» **AIM OF THE EXERCISE**: Search the material for the string "irating" and copy each line where it occurs.

» **Stored data**:
▶
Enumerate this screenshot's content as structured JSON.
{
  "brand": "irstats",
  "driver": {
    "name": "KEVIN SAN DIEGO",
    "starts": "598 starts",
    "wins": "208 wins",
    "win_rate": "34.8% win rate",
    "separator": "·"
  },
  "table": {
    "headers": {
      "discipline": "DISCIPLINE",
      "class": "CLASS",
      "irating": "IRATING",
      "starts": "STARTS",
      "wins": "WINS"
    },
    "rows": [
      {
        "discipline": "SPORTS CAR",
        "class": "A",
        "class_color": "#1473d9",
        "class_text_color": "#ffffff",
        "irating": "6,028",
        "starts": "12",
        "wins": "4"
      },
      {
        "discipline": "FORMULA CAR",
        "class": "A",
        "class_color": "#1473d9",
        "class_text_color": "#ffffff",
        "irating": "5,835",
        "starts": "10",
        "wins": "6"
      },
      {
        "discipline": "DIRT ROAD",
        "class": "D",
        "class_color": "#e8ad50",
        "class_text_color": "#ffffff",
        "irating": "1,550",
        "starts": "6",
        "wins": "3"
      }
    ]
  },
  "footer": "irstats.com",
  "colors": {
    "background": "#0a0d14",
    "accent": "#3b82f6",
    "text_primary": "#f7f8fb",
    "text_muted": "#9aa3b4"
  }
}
◀
» **EXERCISE SOLUTION**:
      "irating": "IRATING",
        "irating": "6,028",
        "irating": "5,835",
        "irating": "1,550",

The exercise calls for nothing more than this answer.